** start Source material **

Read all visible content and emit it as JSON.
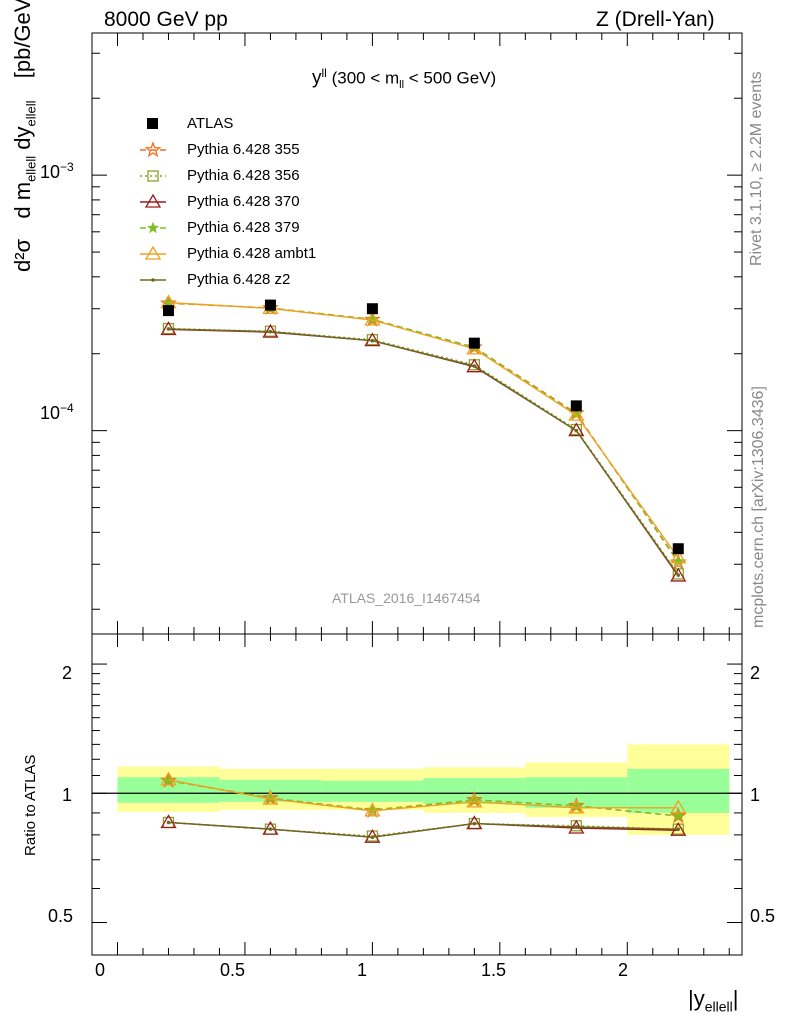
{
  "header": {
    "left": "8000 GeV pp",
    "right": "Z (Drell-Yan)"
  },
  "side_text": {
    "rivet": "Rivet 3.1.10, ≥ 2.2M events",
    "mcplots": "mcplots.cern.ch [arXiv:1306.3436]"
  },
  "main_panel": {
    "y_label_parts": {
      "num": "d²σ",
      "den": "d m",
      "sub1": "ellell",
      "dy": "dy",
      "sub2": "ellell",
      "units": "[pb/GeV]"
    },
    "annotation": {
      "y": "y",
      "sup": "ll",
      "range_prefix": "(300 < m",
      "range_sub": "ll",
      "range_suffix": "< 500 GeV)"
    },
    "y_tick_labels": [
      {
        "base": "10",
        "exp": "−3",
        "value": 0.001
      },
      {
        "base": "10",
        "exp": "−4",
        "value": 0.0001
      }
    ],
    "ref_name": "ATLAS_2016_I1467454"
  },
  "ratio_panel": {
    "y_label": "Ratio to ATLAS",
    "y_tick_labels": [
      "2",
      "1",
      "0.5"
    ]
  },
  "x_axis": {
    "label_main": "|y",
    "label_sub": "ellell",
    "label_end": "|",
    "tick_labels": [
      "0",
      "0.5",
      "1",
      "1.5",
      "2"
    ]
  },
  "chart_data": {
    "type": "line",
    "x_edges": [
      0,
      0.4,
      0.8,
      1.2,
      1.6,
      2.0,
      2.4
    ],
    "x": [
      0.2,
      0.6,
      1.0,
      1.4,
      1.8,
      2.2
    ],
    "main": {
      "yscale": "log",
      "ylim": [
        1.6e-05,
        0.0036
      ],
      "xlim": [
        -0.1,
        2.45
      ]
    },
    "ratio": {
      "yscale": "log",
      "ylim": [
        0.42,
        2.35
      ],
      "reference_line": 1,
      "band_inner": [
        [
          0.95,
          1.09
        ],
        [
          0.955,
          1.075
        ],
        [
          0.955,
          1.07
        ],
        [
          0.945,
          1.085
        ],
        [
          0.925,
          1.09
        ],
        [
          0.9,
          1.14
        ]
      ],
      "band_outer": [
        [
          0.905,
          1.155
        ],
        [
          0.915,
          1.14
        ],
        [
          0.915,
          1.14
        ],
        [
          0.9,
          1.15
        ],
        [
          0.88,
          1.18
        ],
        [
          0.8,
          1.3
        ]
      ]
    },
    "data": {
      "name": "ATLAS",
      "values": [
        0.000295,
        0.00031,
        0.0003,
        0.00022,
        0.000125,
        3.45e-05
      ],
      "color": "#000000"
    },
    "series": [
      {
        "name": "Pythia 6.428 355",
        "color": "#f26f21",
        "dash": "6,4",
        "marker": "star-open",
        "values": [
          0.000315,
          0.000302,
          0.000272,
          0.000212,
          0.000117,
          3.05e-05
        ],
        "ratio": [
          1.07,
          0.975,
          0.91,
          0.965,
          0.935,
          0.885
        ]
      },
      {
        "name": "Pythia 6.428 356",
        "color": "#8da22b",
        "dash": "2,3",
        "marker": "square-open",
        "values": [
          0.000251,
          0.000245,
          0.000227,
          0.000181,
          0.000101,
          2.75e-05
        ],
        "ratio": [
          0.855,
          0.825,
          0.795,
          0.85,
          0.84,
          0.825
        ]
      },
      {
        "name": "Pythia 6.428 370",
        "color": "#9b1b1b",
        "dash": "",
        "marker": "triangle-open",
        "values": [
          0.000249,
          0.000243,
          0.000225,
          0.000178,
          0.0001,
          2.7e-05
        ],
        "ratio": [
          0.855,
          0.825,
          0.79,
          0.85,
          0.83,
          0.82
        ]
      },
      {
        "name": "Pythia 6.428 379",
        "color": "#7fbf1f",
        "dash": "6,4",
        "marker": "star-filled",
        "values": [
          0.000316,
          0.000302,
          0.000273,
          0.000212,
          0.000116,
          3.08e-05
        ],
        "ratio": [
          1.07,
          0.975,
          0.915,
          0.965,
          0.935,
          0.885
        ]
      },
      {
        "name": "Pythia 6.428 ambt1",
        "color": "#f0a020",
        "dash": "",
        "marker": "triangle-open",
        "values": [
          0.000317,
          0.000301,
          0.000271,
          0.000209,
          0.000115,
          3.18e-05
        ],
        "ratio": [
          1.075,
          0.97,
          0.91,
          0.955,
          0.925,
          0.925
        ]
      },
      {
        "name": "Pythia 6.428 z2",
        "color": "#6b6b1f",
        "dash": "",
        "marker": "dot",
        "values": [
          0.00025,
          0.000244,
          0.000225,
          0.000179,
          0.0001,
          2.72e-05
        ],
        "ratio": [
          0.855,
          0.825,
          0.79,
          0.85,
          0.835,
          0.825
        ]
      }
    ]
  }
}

** end Source material **
** start Source material **

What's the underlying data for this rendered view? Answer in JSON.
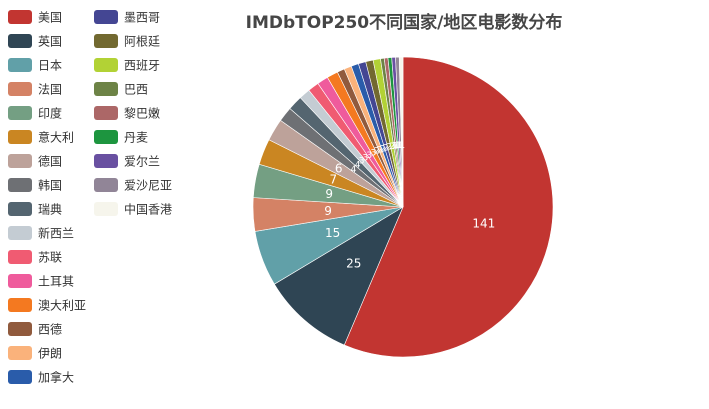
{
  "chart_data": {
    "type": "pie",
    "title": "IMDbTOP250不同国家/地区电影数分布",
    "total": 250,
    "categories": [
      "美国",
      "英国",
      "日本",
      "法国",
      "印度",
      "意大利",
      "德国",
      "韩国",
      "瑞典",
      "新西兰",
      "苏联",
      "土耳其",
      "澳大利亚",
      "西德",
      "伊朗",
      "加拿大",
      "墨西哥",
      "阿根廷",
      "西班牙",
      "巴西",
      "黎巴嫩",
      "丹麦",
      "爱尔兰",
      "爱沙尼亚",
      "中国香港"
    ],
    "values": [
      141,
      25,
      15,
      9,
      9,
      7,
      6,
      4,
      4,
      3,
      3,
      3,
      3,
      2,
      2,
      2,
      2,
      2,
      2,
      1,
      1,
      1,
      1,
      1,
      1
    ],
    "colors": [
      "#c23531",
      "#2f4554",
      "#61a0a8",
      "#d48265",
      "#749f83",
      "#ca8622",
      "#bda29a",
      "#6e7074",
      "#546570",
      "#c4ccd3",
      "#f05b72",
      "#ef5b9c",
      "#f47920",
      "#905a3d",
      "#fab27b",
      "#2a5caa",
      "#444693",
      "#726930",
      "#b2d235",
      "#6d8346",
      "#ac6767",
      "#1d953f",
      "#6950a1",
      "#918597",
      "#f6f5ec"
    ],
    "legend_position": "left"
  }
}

** end Source material **

- _What is needed_:
Copy each line of the listing that includes "Pythia".

- _Solution to this problem_:
        "name": "Pythia 6.428 355",
        "name": "Pythia 6.428 356",
        "name": "Pythia 6.428 370",
        "name": "Pythia 6.428 379",
        "name": "Pythia 6.428 ambt1",
        "name": "Pythia 6.428 z2",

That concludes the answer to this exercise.